▶ _Written task_: Look through the lines below and extract any with the word "محصولات".
---------------
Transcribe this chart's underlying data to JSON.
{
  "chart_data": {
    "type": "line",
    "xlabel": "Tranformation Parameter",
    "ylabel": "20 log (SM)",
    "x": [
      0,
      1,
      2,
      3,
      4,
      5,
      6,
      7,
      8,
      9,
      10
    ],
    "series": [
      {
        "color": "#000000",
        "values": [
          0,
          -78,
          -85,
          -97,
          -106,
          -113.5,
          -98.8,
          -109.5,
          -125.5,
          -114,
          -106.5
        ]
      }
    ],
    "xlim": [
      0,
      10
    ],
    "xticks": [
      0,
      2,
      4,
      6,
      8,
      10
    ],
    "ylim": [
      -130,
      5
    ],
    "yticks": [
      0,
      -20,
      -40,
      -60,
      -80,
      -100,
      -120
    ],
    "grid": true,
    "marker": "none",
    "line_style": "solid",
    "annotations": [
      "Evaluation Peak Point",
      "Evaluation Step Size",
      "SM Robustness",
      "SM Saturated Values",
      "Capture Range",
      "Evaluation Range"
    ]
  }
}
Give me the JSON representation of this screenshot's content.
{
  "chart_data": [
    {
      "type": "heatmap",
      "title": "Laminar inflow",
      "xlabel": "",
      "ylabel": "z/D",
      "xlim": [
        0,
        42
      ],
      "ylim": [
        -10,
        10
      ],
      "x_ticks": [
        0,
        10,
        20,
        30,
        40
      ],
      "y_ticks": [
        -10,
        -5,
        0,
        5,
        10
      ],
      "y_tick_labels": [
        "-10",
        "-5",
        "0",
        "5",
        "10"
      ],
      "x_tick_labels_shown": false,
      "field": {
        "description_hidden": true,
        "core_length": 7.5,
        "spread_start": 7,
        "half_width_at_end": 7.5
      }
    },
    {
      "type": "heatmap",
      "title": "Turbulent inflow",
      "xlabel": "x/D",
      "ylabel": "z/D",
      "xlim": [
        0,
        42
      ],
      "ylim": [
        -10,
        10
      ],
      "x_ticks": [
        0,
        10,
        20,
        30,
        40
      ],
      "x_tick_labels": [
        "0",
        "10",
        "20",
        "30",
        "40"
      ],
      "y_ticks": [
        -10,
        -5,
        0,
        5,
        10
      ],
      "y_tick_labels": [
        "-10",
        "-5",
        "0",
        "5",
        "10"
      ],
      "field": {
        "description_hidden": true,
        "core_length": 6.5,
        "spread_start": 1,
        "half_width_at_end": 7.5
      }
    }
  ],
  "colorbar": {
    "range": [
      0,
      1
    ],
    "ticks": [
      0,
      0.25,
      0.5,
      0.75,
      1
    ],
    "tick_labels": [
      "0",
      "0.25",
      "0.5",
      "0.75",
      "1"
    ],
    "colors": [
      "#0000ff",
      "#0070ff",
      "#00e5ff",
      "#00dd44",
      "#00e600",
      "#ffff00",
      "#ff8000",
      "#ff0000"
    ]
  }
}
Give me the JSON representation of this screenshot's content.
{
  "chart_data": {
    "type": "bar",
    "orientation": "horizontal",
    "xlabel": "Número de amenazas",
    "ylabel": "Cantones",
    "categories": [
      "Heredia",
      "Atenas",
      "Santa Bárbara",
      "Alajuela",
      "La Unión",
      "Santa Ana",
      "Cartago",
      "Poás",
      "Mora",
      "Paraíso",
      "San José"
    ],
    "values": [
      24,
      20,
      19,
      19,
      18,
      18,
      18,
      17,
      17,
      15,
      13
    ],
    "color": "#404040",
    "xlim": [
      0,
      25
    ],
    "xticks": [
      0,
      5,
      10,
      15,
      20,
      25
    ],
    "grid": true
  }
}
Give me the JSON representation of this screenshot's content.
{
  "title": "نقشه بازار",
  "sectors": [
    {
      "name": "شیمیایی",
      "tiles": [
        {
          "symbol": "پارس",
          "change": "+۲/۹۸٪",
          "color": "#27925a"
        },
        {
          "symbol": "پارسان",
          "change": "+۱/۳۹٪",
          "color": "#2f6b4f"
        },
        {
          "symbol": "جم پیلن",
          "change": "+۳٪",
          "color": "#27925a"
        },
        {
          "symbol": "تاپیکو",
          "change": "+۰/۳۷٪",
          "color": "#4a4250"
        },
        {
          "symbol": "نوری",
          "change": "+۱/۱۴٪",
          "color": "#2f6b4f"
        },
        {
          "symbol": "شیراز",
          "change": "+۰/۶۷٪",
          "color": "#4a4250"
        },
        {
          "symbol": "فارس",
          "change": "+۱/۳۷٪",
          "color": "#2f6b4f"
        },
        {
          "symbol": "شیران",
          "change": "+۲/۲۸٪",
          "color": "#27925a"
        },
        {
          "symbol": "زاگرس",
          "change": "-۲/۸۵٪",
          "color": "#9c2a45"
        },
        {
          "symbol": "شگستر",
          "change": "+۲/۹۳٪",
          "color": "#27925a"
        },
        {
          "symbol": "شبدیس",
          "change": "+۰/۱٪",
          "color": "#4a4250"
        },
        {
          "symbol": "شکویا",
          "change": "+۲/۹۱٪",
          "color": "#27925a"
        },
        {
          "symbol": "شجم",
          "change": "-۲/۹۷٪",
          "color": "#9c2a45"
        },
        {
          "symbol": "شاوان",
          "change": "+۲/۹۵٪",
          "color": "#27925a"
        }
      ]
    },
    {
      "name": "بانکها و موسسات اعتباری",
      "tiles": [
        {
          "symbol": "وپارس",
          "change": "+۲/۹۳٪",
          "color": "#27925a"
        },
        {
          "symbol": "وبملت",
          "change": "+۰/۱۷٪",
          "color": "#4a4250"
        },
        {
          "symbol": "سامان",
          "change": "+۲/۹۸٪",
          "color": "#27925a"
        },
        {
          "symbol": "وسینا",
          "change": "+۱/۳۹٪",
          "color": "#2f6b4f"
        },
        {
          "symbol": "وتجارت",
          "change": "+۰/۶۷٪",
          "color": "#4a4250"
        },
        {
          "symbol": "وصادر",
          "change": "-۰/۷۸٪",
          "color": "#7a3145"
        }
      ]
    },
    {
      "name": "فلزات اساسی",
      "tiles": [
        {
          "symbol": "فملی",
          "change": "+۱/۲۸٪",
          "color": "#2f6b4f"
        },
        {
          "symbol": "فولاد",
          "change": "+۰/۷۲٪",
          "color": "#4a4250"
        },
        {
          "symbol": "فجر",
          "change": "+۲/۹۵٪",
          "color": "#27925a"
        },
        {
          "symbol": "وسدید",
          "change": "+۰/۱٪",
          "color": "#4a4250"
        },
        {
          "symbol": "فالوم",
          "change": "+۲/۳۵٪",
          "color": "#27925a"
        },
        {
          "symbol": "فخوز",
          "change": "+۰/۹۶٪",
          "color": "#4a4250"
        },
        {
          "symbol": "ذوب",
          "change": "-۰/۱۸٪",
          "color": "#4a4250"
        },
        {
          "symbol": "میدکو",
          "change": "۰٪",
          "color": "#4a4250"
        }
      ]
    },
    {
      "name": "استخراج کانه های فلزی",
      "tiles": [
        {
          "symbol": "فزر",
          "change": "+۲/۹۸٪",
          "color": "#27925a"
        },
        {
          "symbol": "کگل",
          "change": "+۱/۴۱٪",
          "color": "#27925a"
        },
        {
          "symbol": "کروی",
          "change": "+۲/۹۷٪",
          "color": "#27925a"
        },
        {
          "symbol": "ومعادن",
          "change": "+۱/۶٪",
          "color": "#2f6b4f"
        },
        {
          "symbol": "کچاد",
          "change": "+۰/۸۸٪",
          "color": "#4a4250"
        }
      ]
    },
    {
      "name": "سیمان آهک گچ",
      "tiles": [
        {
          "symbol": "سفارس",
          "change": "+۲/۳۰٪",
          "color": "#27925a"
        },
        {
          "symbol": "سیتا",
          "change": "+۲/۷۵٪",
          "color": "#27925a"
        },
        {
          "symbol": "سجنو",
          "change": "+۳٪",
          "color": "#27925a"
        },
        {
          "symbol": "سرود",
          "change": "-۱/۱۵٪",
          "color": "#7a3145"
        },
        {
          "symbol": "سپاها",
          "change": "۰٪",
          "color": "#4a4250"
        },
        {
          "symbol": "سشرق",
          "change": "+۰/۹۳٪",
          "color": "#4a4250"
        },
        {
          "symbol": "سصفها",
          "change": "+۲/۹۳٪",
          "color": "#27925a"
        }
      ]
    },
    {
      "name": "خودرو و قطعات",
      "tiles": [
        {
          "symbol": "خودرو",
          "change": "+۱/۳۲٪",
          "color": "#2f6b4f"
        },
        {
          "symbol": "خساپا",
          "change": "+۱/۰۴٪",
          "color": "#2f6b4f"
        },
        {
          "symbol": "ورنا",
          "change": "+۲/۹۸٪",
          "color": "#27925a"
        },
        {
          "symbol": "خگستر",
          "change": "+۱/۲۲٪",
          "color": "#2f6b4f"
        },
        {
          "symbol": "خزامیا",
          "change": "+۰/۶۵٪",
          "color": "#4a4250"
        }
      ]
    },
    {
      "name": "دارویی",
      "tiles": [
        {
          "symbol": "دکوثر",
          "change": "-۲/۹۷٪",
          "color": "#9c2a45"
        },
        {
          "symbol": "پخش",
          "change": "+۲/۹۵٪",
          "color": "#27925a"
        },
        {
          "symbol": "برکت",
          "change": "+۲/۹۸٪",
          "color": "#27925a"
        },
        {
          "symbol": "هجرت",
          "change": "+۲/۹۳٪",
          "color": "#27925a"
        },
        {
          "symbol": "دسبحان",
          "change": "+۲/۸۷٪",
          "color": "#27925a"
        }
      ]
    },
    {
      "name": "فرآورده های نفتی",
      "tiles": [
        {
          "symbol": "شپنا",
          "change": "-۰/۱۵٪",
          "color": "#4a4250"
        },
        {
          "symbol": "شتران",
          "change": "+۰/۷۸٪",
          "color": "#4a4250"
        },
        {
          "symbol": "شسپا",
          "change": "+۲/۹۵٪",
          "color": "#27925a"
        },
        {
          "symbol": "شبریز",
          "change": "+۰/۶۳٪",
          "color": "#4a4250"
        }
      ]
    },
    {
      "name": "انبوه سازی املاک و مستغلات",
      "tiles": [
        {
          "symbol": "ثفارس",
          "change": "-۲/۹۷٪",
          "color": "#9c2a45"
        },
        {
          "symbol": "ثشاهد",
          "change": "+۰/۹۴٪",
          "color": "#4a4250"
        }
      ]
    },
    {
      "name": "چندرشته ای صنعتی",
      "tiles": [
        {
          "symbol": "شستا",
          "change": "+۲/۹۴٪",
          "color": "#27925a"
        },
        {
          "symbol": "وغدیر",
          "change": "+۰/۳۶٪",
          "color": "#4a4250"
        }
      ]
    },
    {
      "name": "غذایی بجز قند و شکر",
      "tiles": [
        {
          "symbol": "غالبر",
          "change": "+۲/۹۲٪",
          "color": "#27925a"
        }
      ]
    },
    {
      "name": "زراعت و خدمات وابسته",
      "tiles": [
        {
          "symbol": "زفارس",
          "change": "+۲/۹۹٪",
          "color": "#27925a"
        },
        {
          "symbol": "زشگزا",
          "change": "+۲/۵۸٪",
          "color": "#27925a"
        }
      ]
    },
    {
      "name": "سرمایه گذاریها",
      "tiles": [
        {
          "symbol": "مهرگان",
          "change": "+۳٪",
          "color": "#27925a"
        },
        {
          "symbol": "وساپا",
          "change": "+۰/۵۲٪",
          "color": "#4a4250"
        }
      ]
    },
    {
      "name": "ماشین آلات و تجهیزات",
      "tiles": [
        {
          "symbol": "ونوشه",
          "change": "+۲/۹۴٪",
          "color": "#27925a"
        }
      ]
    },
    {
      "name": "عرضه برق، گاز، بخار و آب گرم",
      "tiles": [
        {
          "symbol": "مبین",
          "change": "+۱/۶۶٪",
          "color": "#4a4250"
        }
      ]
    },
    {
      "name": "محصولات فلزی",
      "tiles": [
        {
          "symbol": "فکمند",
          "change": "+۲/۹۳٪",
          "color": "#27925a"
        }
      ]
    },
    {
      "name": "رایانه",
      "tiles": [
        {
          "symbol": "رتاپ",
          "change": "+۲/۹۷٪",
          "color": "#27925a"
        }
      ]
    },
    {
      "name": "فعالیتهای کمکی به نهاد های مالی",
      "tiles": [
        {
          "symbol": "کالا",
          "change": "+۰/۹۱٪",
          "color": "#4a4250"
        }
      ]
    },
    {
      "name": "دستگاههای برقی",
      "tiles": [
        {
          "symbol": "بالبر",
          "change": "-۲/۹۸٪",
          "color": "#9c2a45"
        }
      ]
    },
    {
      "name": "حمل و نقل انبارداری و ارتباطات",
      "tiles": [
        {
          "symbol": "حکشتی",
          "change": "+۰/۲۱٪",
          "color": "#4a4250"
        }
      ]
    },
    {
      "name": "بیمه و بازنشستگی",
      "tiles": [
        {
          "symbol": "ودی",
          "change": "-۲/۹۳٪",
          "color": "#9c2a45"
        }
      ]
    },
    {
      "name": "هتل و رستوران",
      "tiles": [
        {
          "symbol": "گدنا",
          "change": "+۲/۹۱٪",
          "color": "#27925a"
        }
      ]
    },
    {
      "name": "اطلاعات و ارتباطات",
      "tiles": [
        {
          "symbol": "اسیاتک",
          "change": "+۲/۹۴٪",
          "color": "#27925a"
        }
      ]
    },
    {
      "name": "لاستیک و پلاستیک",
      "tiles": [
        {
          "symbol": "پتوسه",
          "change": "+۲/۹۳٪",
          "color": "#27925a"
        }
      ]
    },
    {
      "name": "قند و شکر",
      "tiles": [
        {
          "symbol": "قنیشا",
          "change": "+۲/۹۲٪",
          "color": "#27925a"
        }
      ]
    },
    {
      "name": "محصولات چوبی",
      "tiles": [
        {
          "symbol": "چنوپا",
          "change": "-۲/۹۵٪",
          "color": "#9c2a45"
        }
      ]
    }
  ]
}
---------------
▶ _Worked answer_:
      "name": "محصولات فلزی",
      "name": "محصولات چوبی",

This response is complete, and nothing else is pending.